**Work to do:**
Below is a listing to transcribe in full and exactly; keep the pictures out.

**Rows:**
▬▬▬▬▬▬
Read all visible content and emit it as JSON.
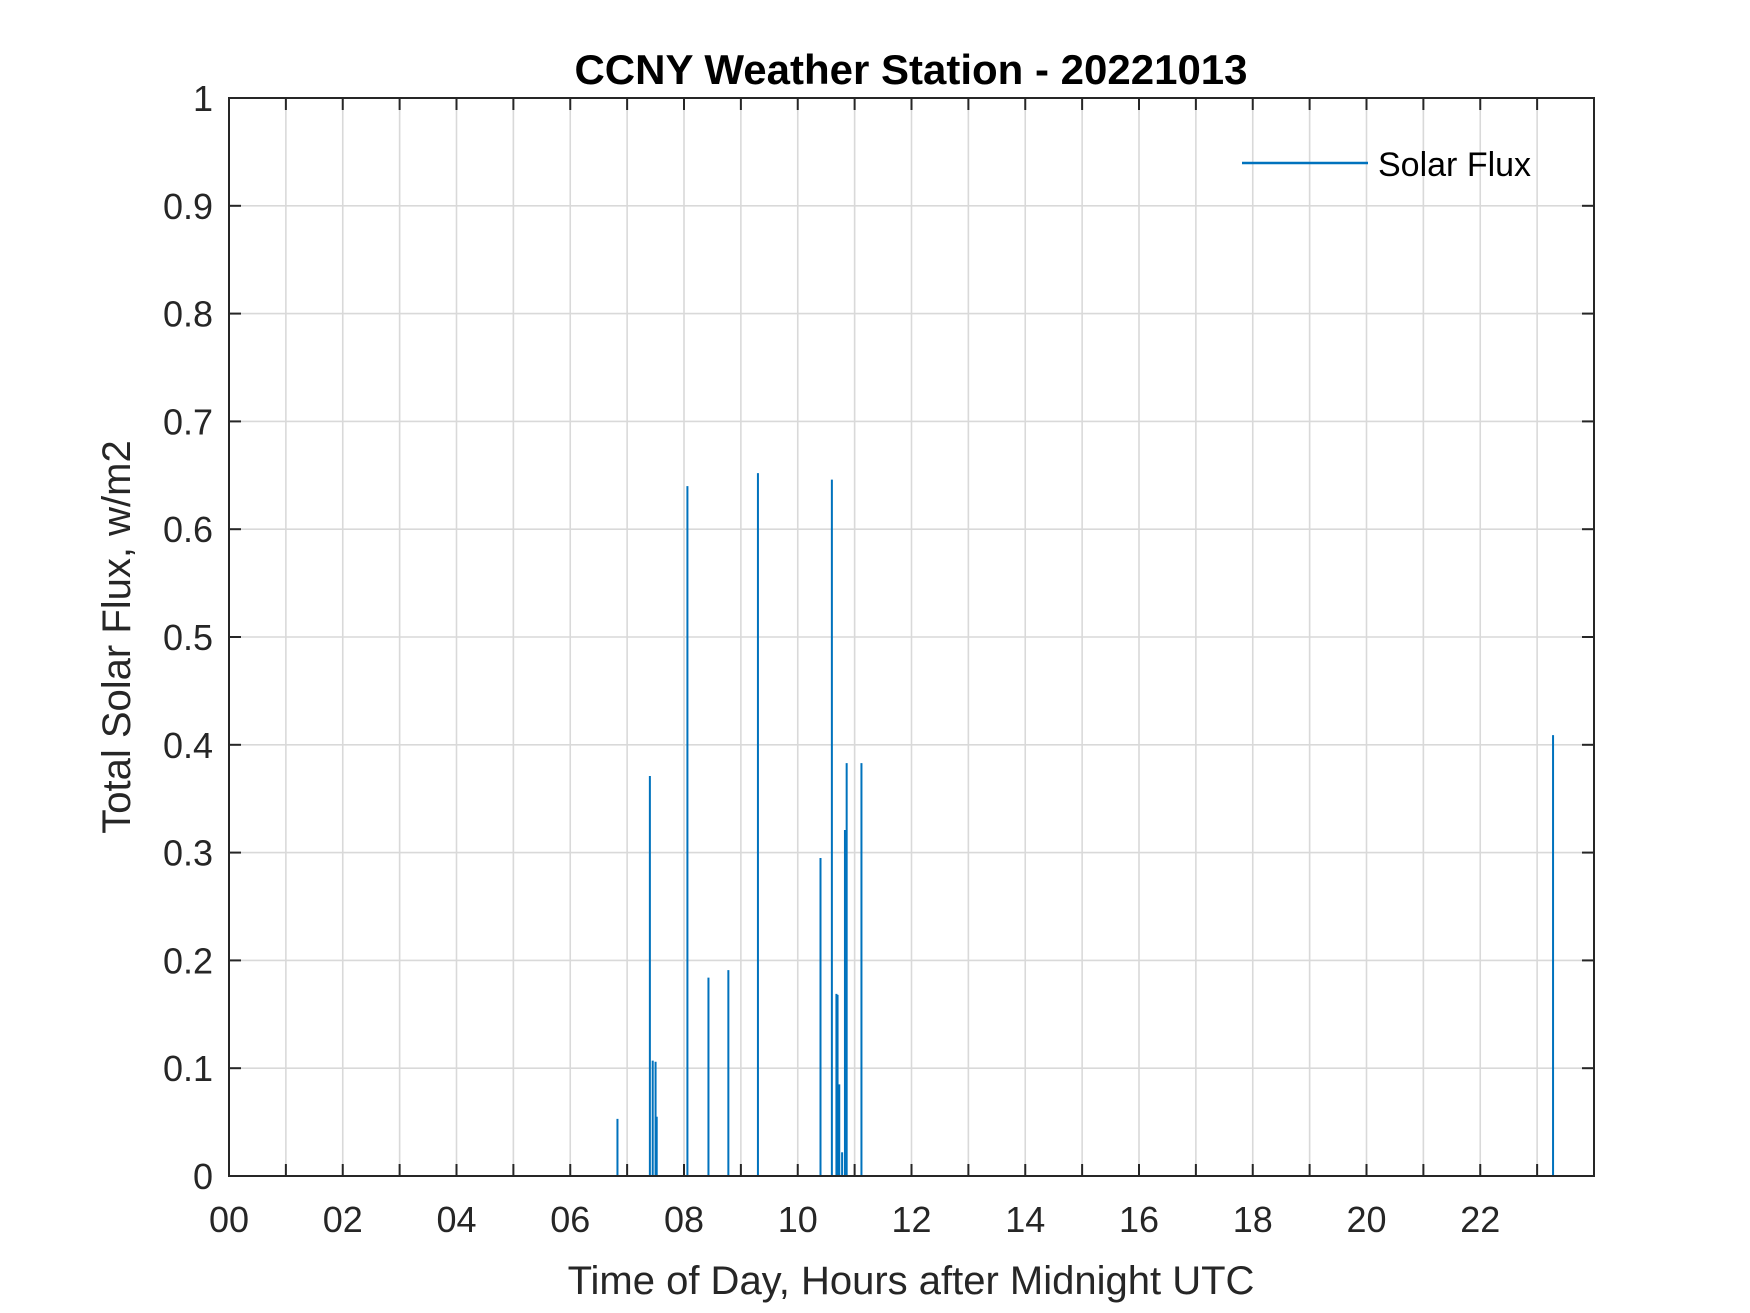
{
  "chart_data": {
    "type": "line",
    "title": "CCNY Weather Station - 20221013",
    "xlabel": "Time of Day, Hours after Midnight UTC",
    "ylabel": "Total Solar Flux, w/m2",
    "xlim": [
      0,
      24
    ],
    "ylim": [
      0,
      1
    ],
    "grid": true,
    "legend_position": "top-right",
    "x_minor_step": 1,
    "x_ticks": [
      0,
      2,
      4,
      6,
      8,
      10,
      12,
      14,
      16,
      18,
      20,
      22
    ],
    "x_tick_labels": [
      "00",
      "02",
      "04",
      "06",
      "08",
      "10",
      "12",
      "14",
      "16",
      "18",
      "20",
      "22"
    ],
    "y_ticks": [
      0,
      0.1,
      0.2,
      0.3,
      0.4,
      0.5,
      0.6,
      0.7,
      0.8,
      0.9,
      1
    ],
    "y_tick_labels": [
      "0",
      "0.1",
      "0.2",
      "0.3",
      "0.4",
      "0.5",
      "0.6",
      "0.7",
      "0.8",
      "0.9",
      "1"
    ],
    "series": [
      {
        "name": "Solar Flux",
        "color": "#0072BD",
        "spikes": [
          {
            "x": 6.83,
            "y": 0.053
          },
          {
            "x": 7.4,
            "y": 0.371
          },
          {
            "x": 7.45,
            "y": 0.107
          },
          {
            "x": 7.5,
            "y": 0.106
          },
          {
            "x": 7.52,
            "y": 0.055
          },
          {
            "x": 8.06,
            "y": 0.64
          },
          {
            "x": 8.43,
            "y": 0.184
          },
          {
            "x": 8.78,
            "y": 0.191
          },
          {
            "x": 9.3,
            "y": 0.652
          },
          {
            "x": 10.4,
            "y": 0.295
          },
          {
            "x": 10.6,
            "y": 0.646
          },
          {
            "x": 10.68,
            "y": 0.169
          },
          {
            "x": 10.7,
            "y": 0.168
          },
          {
            "x": 10.73,
            "y": 0.085
          },
          {
            "x": 10.78,
            "y": 0.022
          },
          {
            "x": 10.83,
            "y": 0.321
          },
          {
            "x": 10.86,
            "y": 0.383
          },
          {
            "x": 11.12,
            "y": 0.383
          },
          {
            "x": 23.28,
            "y": 0.409
          }
        ]
      }
    ]
  }
}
▬▬▬▬▬▬
**Correct answer:**
Read all visible content and emit it as JSON.
{
  "chart_data": {
    "type": "line",
    "title": "CCNY Weather Station - 20221013",
    "xlabel": "Time of Day, Hours after Midnight UTC",
    "ylabel": "Total Solar Flux, w/m2",
    "xlim": [
      0,
      24
    ],
    "ylim": [
      0,
      1
    ],
    "grid": true,
    "legend_position": "top-right",
    "x_minor_step": 1,
    "x_ticks": [
      0,
      2,
      4,
      6,
      8,
      10,
      12,
      14,
      16,
      18,
      20,
      22
    ],
    "x_tick_labels": [
      "00",
      "02",
      "04",
      "06",
      "08",
      "10",
      "12",
      "14",
      "16",
      "18",
      "20",
      "22"
    ],
    "y_ticks": [
      0,
      0.1,
      0.2,
      0.3,
      0.4,
      0.5,
      0.6,
      0.7,
      0.8,
      0.9,
      1
    ],
    "y_tick_labels": [
      "0",
      "0.1",
      "0.2",
      "0.3",
      "0.4",
      "0.5",
      "0.6",
      "0.7",
      "0.8",
      "0.9",
      "1"
    ],
    "series": [
      {
        "name": "Solar Flux",
        "color": "#0072BD",
        "spikes": [
          {
            "x": 6.83,
            "y": 0.053
          },
          {
            "x": 7.4,
            "y": 0.371
          },
          {
            "x": 7.45,
            "y": 0.107
          },
          {
            "x": 7.5,
            "y": 0.106
          },
          {
            "x": 7.52,
            "y": 0.055
          },
          {
            "x": 8.06,
            "y": 0.64
          },
          {
            "x": 8.43,
            "y": 0.184
          },
          {
            "x": 8.78,
            "y": 0.191
          },
          {
            "x": 9.3,
            "y": 0.652
          },
          {
            "x": 10.4,
            "y": 0.295
          },
          {
            "x": 10.6,
            "y": 0.646
          },
          {
            "x": 10.68,
            "y": 0.169
          },
          {
            "x": 10.7,
            "y": 0.168
          },
          {
            "x": 10.73,
            "y": 0.085
          },
          {
            "x": 10.78,
            "y": 0.022
          },
          {
            "x": 10.83,
            "y": 0.321
          },
          {
            "x": 10.86,
            "y": 0.383
          },
          {
            "x": 11.12,
            "y": 0.383
          },
          {
            "x": 23.28,
            "y": 0.409
          }
        ]
      }
    ]
  }
}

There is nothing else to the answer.